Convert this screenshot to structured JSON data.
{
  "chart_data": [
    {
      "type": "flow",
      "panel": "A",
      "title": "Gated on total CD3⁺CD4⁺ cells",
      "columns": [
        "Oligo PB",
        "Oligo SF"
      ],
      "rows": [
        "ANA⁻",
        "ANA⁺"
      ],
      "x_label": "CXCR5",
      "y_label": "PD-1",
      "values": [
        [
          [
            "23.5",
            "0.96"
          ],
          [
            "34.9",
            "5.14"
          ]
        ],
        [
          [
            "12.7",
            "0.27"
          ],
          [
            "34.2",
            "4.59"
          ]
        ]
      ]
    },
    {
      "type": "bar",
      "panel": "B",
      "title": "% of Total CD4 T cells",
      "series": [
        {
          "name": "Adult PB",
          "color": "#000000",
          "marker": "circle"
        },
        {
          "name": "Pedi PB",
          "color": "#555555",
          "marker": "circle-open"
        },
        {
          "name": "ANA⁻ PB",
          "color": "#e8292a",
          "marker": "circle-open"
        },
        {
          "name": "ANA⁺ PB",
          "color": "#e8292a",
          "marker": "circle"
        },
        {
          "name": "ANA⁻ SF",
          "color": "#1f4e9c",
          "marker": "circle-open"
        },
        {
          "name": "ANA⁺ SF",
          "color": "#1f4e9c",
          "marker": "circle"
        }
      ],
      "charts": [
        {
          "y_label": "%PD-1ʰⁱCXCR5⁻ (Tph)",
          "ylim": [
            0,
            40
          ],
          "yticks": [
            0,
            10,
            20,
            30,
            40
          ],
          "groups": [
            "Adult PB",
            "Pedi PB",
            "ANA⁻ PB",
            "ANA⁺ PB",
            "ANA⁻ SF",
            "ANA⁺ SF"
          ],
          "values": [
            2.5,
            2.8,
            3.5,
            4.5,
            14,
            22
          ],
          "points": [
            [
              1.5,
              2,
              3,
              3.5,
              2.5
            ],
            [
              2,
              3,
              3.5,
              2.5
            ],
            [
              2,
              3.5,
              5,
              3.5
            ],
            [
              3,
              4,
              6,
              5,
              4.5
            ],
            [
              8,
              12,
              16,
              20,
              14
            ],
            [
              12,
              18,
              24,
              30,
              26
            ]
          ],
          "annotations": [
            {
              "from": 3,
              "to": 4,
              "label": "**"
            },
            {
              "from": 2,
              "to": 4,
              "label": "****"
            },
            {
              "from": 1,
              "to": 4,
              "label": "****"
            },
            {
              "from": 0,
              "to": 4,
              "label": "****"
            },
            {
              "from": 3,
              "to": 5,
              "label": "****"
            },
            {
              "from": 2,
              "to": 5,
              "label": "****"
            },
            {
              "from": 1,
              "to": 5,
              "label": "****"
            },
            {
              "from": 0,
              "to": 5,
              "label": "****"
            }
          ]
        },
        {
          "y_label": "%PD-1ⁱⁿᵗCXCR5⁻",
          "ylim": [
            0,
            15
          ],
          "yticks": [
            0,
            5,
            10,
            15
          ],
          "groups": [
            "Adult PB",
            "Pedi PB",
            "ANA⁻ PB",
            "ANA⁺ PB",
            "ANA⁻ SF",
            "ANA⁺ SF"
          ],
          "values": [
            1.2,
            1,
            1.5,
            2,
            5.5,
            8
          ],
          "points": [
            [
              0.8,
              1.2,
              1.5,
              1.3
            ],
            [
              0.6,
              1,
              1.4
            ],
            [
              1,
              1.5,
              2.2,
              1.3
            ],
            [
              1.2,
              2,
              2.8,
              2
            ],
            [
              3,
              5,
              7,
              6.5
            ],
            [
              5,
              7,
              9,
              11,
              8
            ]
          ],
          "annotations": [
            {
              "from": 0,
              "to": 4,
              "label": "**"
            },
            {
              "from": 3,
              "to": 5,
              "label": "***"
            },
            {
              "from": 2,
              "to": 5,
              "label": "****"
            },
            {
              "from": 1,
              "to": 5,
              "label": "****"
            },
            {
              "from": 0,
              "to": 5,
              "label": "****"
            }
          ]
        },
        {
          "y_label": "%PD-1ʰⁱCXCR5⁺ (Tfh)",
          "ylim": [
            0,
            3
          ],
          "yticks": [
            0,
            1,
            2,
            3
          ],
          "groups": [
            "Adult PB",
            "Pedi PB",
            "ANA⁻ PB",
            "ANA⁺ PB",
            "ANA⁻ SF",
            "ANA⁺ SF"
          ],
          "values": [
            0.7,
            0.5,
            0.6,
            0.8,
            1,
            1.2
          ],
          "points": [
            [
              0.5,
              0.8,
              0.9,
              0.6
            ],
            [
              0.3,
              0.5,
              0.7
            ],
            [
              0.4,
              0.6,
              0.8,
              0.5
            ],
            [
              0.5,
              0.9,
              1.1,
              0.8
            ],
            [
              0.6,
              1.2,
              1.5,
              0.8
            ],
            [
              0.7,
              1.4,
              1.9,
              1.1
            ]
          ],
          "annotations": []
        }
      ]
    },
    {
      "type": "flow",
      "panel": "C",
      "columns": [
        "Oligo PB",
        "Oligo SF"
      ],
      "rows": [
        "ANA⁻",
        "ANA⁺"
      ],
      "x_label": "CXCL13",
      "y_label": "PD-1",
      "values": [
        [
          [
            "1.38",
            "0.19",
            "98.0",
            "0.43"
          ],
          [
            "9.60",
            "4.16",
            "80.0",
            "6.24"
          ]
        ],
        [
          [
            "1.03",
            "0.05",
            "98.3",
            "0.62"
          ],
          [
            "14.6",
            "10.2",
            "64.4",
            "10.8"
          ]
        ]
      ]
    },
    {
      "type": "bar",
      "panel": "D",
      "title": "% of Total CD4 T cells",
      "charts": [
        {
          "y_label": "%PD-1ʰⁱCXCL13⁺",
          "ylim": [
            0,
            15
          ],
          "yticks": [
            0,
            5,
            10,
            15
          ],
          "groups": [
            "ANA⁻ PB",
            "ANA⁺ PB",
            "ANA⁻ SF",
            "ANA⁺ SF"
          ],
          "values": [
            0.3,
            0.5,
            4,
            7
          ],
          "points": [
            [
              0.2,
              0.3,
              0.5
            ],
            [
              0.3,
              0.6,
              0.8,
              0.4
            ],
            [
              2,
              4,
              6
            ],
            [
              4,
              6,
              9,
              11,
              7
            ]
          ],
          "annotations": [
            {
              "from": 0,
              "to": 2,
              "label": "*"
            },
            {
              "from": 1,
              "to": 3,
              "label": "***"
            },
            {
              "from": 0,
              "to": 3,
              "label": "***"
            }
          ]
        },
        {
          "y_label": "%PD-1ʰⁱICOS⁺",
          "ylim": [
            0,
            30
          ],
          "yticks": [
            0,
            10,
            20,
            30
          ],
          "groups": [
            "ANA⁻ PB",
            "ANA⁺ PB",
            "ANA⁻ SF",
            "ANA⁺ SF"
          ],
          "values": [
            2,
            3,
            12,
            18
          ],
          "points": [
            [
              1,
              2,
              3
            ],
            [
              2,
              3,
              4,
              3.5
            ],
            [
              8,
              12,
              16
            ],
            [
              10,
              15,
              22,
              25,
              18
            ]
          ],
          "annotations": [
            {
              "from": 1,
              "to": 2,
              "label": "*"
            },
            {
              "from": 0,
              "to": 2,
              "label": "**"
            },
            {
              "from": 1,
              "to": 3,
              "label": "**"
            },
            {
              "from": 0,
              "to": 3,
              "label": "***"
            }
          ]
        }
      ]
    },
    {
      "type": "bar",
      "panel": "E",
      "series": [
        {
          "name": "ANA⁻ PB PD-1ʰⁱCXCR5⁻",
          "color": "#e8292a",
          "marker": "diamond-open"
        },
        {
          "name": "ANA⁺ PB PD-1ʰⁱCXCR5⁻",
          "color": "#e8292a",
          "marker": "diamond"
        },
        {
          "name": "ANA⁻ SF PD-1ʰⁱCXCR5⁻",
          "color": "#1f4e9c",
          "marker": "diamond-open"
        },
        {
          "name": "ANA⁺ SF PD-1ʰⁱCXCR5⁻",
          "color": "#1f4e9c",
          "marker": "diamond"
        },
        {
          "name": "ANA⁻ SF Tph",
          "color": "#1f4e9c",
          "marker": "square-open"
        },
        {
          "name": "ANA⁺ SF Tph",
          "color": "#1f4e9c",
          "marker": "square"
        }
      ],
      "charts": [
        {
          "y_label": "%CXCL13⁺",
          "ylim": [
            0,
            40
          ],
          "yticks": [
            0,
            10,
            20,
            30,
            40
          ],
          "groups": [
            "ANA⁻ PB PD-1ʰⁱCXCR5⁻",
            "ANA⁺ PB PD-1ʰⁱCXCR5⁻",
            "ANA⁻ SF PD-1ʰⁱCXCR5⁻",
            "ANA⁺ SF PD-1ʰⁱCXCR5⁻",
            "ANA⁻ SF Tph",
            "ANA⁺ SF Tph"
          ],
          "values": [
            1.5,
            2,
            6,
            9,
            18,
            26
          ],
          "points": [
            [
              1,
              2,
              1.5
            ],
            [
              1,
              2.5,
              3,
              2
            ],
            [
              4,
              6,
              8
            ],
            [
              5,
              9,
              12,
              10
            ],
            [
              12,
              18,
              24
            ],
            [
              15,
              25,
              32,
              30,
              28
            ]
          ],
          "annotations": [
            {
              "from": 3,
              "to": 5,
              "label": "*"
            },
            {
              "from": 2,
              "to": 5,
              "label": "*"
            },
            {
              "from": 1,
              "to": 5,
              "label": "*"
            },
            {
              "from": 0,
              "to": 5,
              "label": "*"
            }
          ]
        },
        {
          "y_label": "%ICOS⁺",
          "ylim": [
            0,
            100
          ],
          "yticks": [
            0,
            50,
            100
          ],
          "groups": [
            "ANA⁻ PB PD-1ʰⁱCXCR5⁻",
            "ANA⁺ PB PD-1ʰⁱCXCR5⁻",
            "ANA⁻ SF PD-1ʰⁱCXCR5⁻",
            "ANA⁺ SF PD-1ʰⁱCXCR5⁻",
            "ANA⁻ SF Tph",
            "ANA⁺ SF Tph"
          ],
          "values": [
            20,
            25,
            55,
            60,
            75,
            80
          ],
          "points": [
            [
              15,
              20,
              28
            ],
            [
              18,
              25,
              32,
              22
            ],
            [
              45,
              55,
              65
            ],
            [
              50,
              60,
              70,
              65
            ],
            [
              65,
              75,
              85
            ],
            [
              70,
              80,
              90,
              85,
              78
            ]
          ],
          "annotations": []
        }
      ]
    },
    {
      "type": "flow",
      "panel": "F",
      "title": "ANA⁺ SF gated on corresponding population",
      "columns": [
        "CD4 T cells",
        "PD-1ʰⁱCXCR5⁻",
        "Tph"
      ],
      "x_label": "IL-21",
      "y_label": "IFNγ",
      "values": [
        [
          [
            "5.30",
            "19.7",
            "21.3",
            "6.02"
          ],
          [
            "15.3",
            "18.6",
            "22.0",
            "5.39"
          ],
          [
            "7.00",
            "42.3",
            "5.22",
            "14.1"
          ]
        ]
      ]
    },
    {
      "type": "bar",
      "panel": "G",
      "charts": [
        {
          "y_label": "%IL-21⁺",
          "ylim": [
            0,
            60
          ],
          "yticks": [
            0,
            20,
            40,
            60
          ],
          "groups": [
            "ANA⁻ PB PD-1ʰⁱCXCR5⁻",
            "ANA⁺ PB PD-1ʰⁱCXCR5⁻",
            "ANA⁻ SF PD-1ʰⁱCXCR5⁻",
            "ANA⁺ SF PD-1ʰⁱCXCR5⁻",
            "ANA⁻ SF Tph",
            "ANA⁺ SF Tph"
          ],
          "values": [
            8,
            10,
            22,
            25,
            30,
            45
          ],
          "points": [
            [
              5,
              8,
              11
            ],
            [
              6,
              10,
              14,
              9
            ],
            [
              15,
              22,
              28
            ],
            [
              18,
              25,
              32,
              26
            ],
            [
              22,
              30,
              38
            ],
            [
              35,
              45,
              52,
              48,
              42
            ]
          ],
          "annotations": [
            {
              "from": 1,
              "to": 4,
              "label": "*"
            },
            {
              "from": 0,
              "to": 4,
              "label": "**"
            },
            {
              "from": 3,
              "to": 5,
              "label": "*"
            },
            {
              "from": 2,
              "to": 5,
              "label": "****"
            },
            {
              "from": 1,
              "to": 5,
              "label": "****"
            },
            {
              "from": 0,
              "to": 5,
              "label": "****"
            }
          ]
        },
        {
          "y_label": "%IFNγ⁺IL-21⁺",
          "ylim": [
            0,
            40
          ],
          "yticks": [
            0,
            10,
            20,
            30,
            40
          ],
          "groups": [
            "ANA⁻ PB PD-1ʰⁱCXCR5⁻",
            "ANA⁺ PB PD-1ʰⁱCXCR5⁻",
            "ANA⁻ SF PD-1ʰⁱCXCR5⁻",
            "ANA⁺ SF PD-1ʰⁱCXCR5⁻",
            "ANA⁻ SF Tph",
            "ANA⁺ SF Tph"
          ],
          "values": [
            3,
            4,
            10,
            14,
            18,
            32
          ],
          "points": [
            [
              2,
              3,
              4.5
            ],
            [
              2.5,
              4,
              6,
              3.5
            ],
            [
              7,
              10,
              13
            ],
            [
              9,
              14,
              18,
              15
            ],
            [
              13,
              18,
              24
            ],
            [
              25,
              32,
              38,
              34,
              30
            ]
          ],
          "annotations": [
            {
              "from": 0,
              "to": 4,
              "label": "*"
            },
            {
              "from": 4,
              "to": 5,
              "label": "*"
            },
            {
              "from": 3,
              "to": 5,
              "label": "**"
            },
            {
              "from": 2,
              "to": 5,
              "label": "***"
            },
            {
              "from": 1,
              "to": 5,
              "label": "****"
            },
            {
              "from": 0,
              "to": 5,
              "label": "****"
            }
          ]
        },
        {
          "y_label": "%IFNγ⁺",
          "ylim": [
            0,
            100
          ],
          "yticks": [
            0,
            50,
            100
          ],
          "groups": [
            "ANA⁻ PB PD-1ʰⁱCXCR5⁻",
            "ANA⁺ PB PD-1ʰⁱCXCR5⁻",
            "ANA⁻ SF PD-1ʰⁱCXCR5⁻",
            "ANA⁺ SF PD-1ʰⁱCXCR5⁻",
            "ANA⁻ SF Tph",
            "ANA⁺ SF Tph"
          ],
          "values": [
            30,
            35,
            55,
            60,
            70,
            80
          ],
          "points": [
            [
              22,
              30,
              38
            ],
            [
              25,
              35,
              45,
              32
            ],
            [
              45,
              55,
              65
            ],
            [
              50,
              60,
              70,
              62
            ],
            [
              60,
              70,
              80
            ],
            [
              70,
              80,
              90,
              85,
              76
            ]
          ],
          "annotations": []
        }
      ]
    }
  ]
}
--------------------
• _Your objective_
Once you have located every line with the word "title" in the material above, list those lines.

• _Finished exercise_
      "title": "Gated on total CD3⁺CD4⁺ cells",
      "title": "% of Total CD4 T cells",
      "title": "% of Total CD4 T cells",
      "title": "ANA⁺ SF gated on corresponding population",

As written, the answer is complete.